_Challenge_
Every record must be written out once more, with nothing added or omitted.
START Raw records
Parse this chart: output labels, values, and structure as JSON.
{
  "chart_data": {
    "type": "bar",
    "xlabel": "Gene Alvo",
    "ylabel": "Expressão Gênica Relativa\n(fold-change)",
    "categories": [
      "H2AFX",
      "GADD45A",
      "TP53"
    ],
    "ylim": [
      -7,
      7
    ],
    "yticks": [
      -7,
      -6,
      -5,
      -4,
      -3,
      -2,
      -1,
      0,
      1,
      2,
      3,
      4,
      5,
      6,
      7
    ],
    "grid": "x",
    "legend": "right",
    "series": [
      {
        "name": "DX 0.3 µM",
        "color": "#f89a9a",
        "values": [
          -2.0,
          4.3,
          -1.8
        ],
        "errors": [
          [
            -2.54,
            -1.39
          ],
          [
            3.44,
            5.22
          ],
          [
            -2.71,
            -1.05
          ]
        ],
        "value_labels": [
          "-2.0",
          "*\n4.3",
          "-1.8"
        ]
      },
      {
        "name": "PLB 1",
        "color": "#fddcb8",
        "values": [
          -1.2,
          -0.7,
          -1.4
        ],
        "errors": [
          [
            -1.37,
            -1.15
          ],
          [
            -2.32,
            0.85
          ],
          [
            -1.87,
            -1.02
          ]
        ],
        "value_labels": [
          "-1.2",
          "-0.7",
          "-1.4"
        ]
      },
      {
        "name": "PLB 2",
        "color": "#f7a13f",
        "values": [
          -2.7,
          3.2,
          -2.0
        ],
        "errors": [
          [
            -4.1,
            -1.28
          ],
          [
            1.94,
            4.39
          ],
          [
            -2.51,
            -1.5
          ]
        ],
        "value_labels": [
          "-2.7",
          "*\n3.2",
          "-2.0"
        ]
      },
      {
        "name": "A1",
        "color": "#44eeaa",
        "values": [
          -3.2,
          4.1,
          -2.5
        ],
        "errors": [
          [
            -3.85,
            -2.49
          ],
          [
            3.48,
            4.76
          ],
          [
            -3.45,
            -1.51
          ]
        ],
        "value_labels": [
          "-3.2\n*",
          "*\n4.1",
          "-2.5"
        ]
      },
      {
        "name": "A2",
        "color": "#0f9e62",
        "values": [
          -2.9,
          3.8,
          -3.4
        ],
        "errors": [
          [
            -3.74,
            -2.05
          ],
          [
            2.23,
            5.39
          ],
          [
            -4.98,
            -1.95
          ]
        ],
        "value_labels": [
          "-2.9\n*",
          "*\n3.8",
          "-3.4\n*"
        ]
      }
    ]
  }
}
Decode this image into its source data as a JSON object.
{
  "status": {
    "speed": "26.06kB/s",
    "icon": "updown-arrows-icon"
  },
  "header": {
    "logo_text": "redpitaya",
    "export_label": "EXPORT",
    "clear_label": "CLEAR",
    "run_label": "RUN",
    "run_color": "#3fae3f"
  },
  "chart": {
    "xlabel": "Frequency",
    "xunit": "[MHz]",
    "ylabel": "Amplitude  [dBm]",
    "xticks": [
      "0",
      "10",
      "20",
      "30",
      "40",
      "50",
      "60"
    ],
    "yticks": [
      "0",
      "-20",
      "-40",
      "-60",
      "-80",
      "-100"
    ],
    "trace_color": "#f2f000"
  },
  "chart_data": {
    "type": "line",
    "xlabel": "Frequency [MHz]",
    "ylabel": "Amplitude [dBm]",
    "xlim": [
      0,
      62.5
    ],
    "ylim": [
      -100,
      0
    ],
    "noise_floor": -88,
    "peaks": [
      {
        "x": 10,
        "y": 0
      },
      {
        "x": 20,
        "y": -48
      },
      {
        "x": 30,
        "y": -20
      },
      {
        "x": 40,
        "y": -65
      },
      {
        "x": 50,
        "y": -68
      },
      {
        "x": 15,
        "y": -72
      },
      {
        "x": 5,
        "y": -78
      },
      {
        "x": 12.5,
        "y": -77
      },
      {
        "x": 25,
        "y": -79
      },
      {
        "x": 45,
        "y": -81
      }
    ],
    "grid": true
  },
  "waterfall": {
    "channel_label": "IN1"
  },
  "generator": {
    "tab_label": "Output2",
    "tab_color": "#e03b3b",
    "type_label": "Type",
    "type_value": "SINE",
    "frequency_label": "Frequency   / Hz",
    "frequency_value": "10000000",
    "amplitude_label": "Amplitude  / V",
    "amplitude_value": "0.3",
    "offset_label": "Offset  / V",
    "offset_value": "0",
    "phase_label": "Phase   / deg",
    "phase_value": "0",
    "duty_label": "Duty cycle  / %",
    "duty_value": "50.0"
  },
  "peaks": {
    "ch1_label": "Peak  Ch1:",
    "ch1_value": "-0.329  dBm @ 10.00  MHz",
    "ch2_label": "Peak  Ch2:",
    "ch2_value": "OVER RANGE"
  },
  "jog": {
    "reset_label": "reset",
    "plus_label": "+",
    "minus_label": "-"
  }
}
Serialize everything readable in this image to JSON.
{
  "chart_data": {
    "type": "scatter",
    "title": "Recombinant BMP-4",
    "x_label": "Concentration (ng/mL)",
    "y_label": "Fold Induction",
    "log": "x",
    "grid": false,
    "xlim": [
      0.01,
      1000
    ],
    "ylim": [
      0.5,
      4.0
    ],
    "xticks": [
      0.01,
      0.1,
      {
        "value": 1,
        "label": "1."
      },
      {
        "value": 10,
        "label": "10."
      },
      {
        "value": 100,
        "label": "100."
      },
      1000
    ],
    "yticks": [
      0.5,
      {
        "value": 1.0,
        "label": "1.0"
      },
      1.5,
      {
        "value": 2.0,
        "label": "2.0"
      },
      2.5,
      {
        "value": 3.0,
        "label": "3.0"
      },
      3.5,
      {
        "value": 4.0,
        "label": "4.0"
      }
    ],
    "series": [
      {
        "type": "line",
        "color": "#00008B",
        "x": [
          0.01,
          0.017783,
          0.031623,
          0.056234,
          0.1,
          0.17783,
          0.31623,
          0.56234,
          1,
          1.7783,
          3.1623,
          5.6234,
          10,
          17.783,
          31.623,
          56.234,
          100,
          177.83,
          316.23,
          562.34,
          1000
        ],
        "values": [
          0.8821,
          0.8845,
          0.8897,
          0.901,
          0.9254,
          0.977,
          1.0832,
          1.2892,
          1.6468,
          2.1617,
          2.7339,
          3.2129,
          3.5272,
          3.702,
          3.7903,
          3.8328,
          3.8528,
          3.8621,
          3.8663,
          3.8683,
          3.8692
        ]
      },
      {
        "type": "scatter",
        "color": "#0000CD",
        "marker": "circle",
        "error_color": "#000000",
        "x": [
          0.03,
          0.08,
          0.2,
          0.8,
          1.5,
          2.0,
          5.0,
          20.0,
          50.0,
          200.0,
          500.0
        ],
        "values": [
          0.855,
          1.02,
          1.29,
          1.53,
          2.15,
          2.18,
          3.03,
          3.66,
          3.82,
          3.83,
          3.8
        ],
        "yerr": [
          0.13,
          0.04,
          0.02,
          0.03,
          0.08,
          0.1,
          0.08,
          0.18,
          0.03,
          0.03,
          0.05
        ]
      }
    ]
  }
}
END Raw records
_Result_
Parse this chart: output labels, values, and structure as JSON.
{
  "chart_data": {
    "type": "bar",
    "xlabel": "Gene Alvo",
    "ylabel": "Expressão Gênica Relativa\n(fold-change)",
    "categories": [
      "H2AFX",
      "GADD45A",
      "TP53"
    ],
    "ylim": [
      -7,
      7
    ],
    "yticks": [
      -7,
      -6,
      -5,
      -4,
      -3,
      -2,
      -1,
      0,
      1,
      2,
      3,
      4,
      5,
      6,
      7
    ],
    "grid": "x",
    "legend": "right",
    "series": [
      {
        "name": "DX 0.3 µM",
        "color": "#f89a9a",
        "values": [
          -2.0,
          4.3,
          -1.8
        ],
        "errors": [
          [
            -2.54,
            -1.39
          ],
          [
            3.44,
            5.22
          ],
          [
            -2.71,
            -1.05
          ]
        ],
        "value_labels": [
          "-2.0",
          "*\n4.3",
          "-1.8"
        ]
      },
      {
        "name": "PLB 1",
        "color": "#fddcb8",
        "values": [
          -1.2,
          -0.7,
          -1.4
        ],
        "errors": [
          [
            -1.37,
            -1.15
          ],
          [
            -2.32,
            0.85
          ],
          [
            -1.87,
            -1.02
          ]
        ],
        "value_labels": [
          "-1.2",
          "-0.7",
          "-1.4"
        ]
      },
      {
        "name": "PLB 2",
        "color": "#f7a13f",
        "values": [
          -2.7,
          3.2,
          -2.0
        ],
        "errors": [
          [
            -4.1,
            -1.28
          ],
          [
            1.94,
            4.39
          ],
          [
            -2.51,
            -1.5
          ]
        ],
        "value_labels": [
          "-2.7",
          "*\n3.2",
          "-2.0"
        ]
      },
      {
        "name": "A1",
        "color": "#44eeaa",
        "values": [
          -3.2,
          4.1,
          -2.5
        ],
        "errors": [
          [
            -3.85,
            -2.49
          ],
          [
            3.48,
            4.76
          ],
          [
            -3.45,
            -1.51
          ]
        ],
        "value_labels": [
          "-3.2\n*",
          "*\n4.1",
          "-2.5"
        ]
      },
      {
        "name": "A2",
        "color": "#0f9e62",
        "values": [
          -2.9,
          3.8,
          -3.4
        ],
        "errors": [
          [
            -3.74,
            -2.05
          ],
          [
            2.23,
            5.39
          ],
          [
            -4.98,
            -1.95
          ]
        ],
        "value_labels": [
          "-2.9\n*",
          "*\n3.8",
          "-3.4\n*"
        ]
      }
    ]
  }
}
Decode this image into its source data as a JSON object.
{
  "status": {
    "speed": "26.06kB/s",
    "icon": "updown-arrows-icon"
  },
  "header": {
    "logo_text": "redpitaya",
    "export_label": "EXPORT",
    "clear_label": "CLEAR",
    "run_label": "RUN",
    "run_color": "#3fae3f"
  },
  "chart": {
    "xlabel": "Frequency",
    "xunit": "[MHz]",
    "ylabel": "Amplitude  [dBm]",
    "xticks": [
      "0",
      "10",
      "20",
      "30",
      "40",
      "50",
      "60"
    ],
    "yticks": [
      "0",
      "-20",
      "-40",
      "-60",
      "-80",
      "-100"
    ],
    "trace_color": "#f2f000"
  },
  "chart_data": {
    "type": "line",
    "xlabel": "Frequency [MHz]",
    "ylabel": "Amplitude [dBm]",
    "xlim": [
      0,
      62.5
    ],
    "ylim": [
      -100,
      0
    ],
    "noise_floor": -88,
    "peaks": [
      {
        "x": 10,
        "y": 0
      },
      {
        "x": 20,
        "y": -48
      },
      {
        "x": 30,
        "y": -20
      },
      {
        "x": 40,
        "y": -65
      },
      {
        "x": 50,
        "y": -68
      },
      {
        "x": 15,
        "y": -72
      },
      {
        "x": 5,
        "y": -78
      },
      {
        "x": 12.5,
        "y": -77
      },
      {
        "x": 25,
        "y": -79
      },
      {
        "x": 45,
        "y": -81
      }
    ],
    "grid": true
  },
  "waterfall": {
    "channel_label": "IN1"
  },
  "generator": {
    "tab_label": "Output2",
    "tab_color": "#e03b3b",
    "type_label": "Type",
    "type_value": "SINE",
    "frequency_label": "Frequency   / Hz",
    "frequency_value": "10000000",
    "amplitude_label": "Amplitude  / V",
    "amplitude_value": "0.3",
    "offset_label": "Offset  / V",
    "offset_value": "0",
    "phase_label": "Phase   / deg",
    "phase_value": "0",
    "duty_label": "Duty cycle  / %",
    "duty_value": "50.0"
  },
  "peaks": {
    "ch1_label": "Peak  Ch1:",
    "ch1_value": "-0.329  dBm @ 10.00  MHz",
    "ch2_label": "Peak  Ch2:",
    "ch2_value": "OVER RANGE"
  },
  "jog": {
    "reset_label": "reset",
    "plus_label": "+",
    "minus_label": "-"
  }
}
Serialize everything readable in this image to JSON.
{
  "chart_data": {
    "type": "scatter",
    "title": "Recombinant BMP-4",
    "x_label": "Concentration (ng/mL)",
    "y_label": "Fold Induction",
    "log": "x",
    "grid": false,
    "xlim": [
      0.01,
      1000
    ],
    "ylim": [
      0.5,
      4.0
    ],
    "xticks": [
      0.01,
      0.1,
      {
        "value": 1,
        "label": "1."
      },
      {
        "value": 10,
        "label": "10."
      },
      {
        "value": 100,
        "label": "100."
      },
      1000
    ],
    "yticks": [
      0.5,
      {
        "value": 1.0,
        "label": "1.0"
      },
      1.5,
      {
        "value": 2.0,
        "label": "2.0"
      },
      2.5,
      {
        "value": 3.0,
        "label": "3.0"
      },
      3.5,
      {
        "value": 4.0,
        "label": "4.0"
      }
    ],
    "series": [
      {
        "type": "line",
        "color": "#00008B",
        "x": [
          0.01,
          0.017783,
          0.031623,
          0.056234,
          0.1,
          0.17783,
          0.31623,
          0.56234,
          1,
          1.7783,
          3.1623,
          5.6234,
          10,
          17.783,
          31.623,
          56.234,
          100,
          177.83,
          316.23,
          562.34,
          1000
        ],
        "values": [
          0.8821,
          0.8845,
          0.8897,
          0.901,
          0.9254,
          0.977,
          1.0832,
          1.2892,
          1.6468,
          2.1617,
          2.7339,
          3.2129,
          3.5272,
          3.702,
          3.7903,
          3.8328,
          3.8528,
          3.8621,
          3.8663,
          3.8683,
          3.8692
        ]
      },
      {
        "type": "scatter",
        "color": "#0000CD",
        "marker": "circle",
        "error_color": "#000000",
        "x": [
          0.03,
          0.08,
          0.2,
          0.8,
          1.5,
          2.0,
          5.0,
          20.0,
          50.0,
          200.0,
          500.0
        ],
        "values": [
          0.855,
          1.02,
          1.29,
          1.53,
          2.15,
          2.18,
          3.03,
          3.66,
          3.82,
          3.83,
          3.8
        ],
        "yerr": [
          0.13,
          0.04,
          0.02,
          0.03,
          0.08,
          0.1,
          0.08,
          0.18,
          0.03,
          0.03,
          0.05
        ]
      }
    ]
  }
}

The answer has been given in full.